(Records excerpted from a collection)
◇ ◇ ◇ ◇

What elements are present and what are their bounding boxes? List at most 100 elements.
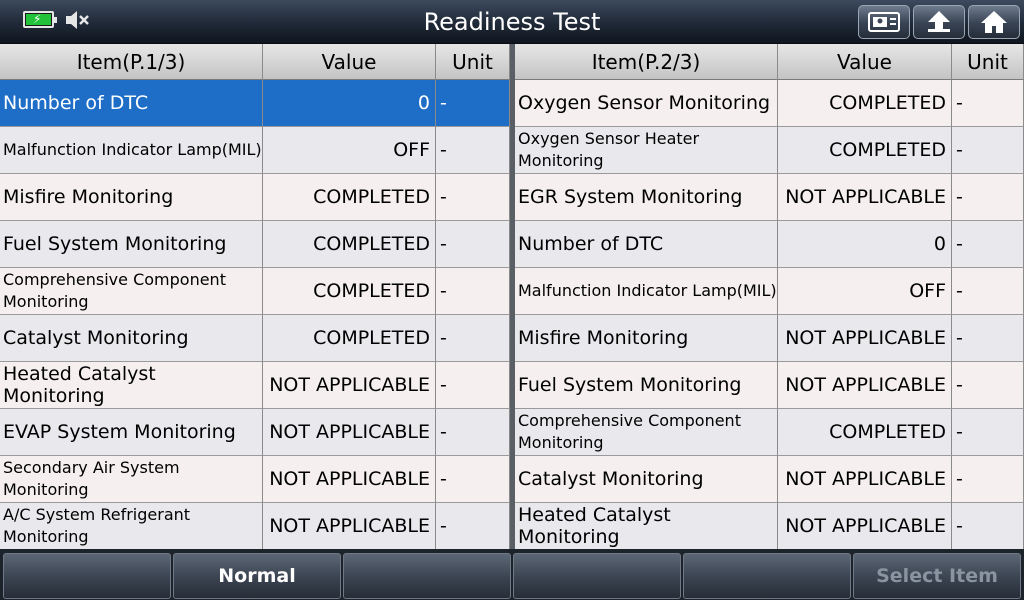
title-bar: ⚡ Readiness Test (0, 0, 1024, 44)
header-item: Item(P.2/3) (515, 44, 778, 80)
table-row[interactable]: Catalyst Monitoring NOT APPLICABLE - (515, 456, 1024, 503)
back-icon (928, 11, 950, 32)
row-item: Secondary Air System Monitoring (0, 456, 263, 503)
row-unit: - (436, 456, 510, 503)
row-unit: - (436, 127, 510, 174)
row-item: EGR System Monitoring (515, 174, 778, 221)
row-value: 0 (778, 221, 952, 268)
header-unit: Unit (952, 44, 1024, 80)
select-item-button[interactable]: Select Item (853, 553, 1021, 599)
row-value: 0 (263, 80, 436, 127)
row-unit: - (952, 268, 1024, 315)
row-item: Heated Catalyst Monitoring (515, 503, 778, 550)
row-value: NOT APPLICABLE (263, 503, 436, 550)
row-unit: - (436, 315, 510, 362)
table-header: Item(P.1/3) Value Unit (0, 44, 510, 80)
row-value: COMPLETED (263, 221, 436, 268)
footer-button-4[interactable] (513, 553, 681, 599)
row-value: NOT APPLICABLE (263, 456, 436, 503)
table-header: Item(P.2/3) Value Unit (515, 44, 1024, 80)
row-unit: - (436, 174, 510, 221)
row-value: NOT APPLICABLE (778, 174, 952, 221)
footer-button-5[interactable] (683, 553, 851, 599)
footer-button-1[interactable] (3, 553, 171, 599)
header-value: Value (263, 44, 436, 80)
row-value: COMPLETED (778, 409, 952, 456)
row-unit: - (436, 268, 510, 315)
table-row[interactable]: EGR System Monitoring NOT APPLICABLE - (515, 174, 1024, 221)
row-value: COMPLETED (263, 174, 436, 221)
right-table: Item(P.2/3) Value Unit Oxygen Sensor Monito… (515, 44, 1024, 550)
table-row[interactable]: Catalyst Monitoring COMPLETED - (0, 315, 510, 362)
row-value: NOT APPLICABLE (263, 409, 436, 456)
row-item: Number of DTC (0, 80, 263, 127)
normal-button[interactable]: Normal (173, 553, 341, 599)
back-button[interactable] (913, 5, 965, 39)
header-item: Item(P.1/3) (0, 44, 263, 80)
table-row[interactable]: Oxygen Sensor Monitoring COMPLETED - (515, 80, 1024, 127)
row-unit: - (436, 409, 510, 456)
row-item: Catalyst Monitoring (0, 315, 263, 362)
table-row[interactable]: Misfire Monitoring COMPLETED - (0, 174, 510, 221)
row-item: Fuel System Monitoring (515, 362, 778, 409)
header-value: Value (778, 44, 952, 80)
report-button[interactable] (858, 5, 910, 39)
table-row[interactable]: Number of DTC 0- (0, 80, 510, 127)
table-row[interactable]: Comprehensive Component Monitoring COMPLE… (515, 409, 1024, 456)
row-item: Catalyst Monitoring (515, 456, 778, 503)
row-value: OFF (263, 127, 436, 174)
row-item: Fuel System Monitoring (0, 221, 263, 268)
row-unit: - (952, 456, 1024, 503)
footer-button-3[interactable] (343, 553, 511, 599)
row-value: NOT APPLICABLE (778, 456, 952, 503)
row-unit: - (436, 80, 510, 127)
row-unit: - (952, 221, 1024, 268)
row-item: Comprehensive Component Monitoring (515, 409, 778, 456)
table-row[interactable]: Heated Catalyst Monitoring NOT APPLICABLE… (515, 503, 1024, 550)
table-row[interactable]: Malfunction Indicator Lamp(MIL) OFF - (515, 268, 1024, 315)
table-row[interactable]: Misfire Monitoring NOT APPLICABLE - (515, 315, 1024, 362)
row-item: Misfire Monitoring (515, 315, 778, 362)
table-row[interactable]: Malfunction Indicator Lamp(MIL) OFF - (0, 127, 510, 174)
table-row[interactable]: Fuel System Monitoring COMPLETED - (0, 221, 510, 268)
row-unit: - (436, 221, 510, 268)
row-value: NOT APPLICABLE (778, 503, 952, 550)
row-unit: - (952, 80, 1024, 127)
row-value: NOT APPLICABLE (778, 315, 952, 362)
home-icon (981, 11, 1007, 33)
row-value: COMPLETED (263, 315, 436, 362)
row-item: EVAP System Monitoring (0, 409, 263, 456)
table-row[interactable]: Heated Catalyst Monitoring NOT APPLICABLE… (0, 362, 510, 409)
table-row[interactable]: Comprehensive Component Monitoring COMPLE… (0, 268, 510, 315)
row-item: Heated Catalyst Monitoring (0, 362, 263, 409)
table-row[interactable]: A/C System Refrigerant Monitoring NOT APP… (0, 503, 510, 550)
row-item: Malfunction Indicator Lamp(MIL) (0, 127, 263, 174)
row-item: Misfire Monitoring (0, 174, 263, 221)
row-value: NOT APPLICABLE (778, 362, 952, 409)
row-value: COMPLETED (778, 80, 952, 127)
row-unit: - (952, 315, 1024, 362)
row-unit: - (952, 127, 1024, 174)
report-icon (868, 12, 900, 32)
row-unit: - (952, 503, 1024, 550)
table-row[interactable]: EVAP System Monitoring NOT APPLICABLE - (0, 409, 510, 456)
home-button[interactable] (968, 5, 1020, 39)
row-unit: - (952, 362, 1024, 409)
row-value: OFF (778, 268, 952, 315)
row-item: Comprehensive Component Monitoring (0, 268, 263, 315)
row-value: NOT APPLICABLE (263, 362, 436, 409)
row-item: Malfunction Indicator Lamp(MIL) (515, 268, 778, 315)
header-unit: Unit (436, 44, 510, 80)
table-row[interactable]: Oxygen Sensor Heater Monitoring COMPLETED… (515, 127, 1024, 174)
row-unit: - (436, 503, 510, 550)
row-unit: - (952, 409, 1024, 456)
table-row[interactable]: Number of DTC 0- (515, 221, 1024, 268)
row-item: Oxygen Sensor Monitoring (515, 80, 778, 127)
table-row[interactable]: Secondary Air System Monitoring NOT APPLI… (0, 456, 510, 503)
row-item: Number of DTC (515, 221, 778, 268)
row-item: A/C System Refrigerant Monitoring (0, 503, 263, 550)
table-row[interactable]: Fuel System Monitoring NOT APPLICABLE - (515, 362, 1024, 409)
row-value: COMPLETED (263, 268, 436, 315)
row-unit: - (952, 174, 1024, 221)
footer-toolbar: Normal Select Item (0, 549, 1024, 600)
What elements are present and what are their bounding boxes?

◇ ◇ ◇ ◇

» Instructions to follow
Retype the lines of the item, starting with the line that contains "title-bar: ⚡ Readiness Test (0, 0, 1024, 44)" and continuing up to and including the line that contains "row-item: Heated Catalyst Monitoring (515, 503, 778, 550)".

» Final result
title-bar: ⚡ Readiness Test (0, 0, 1024, 44)
header-item: Item(P.2/3) (515, 44, 778, 80)
table-row[interactable]: Catalyst Monitoring NOT APPLICABLE - (515, 456, 1024, 503)
back-icon (928, 11, 950, 32)
row-item: Secondary Air System Monitoring (0, 456, 263, 503)
row-unit: - (436, 456, 510, 503)
row-unit: - (436, 127, 510, 174)
row-item: EGR System Monitoring (515, 174, 778, 221)
row-value: 0 (778, 221, 952, 268)
header-unit: Unit (952, 44, 1024, 80)
select-item-button[interactable]: Select Item (853, 553, 1021, 599)
row-value: 0 (263, 80, 436, 127)
row-unit: - (952, 268, 1024, 315)
row-item: Heated Catalyst Monitoring (515, 503, 778, 550)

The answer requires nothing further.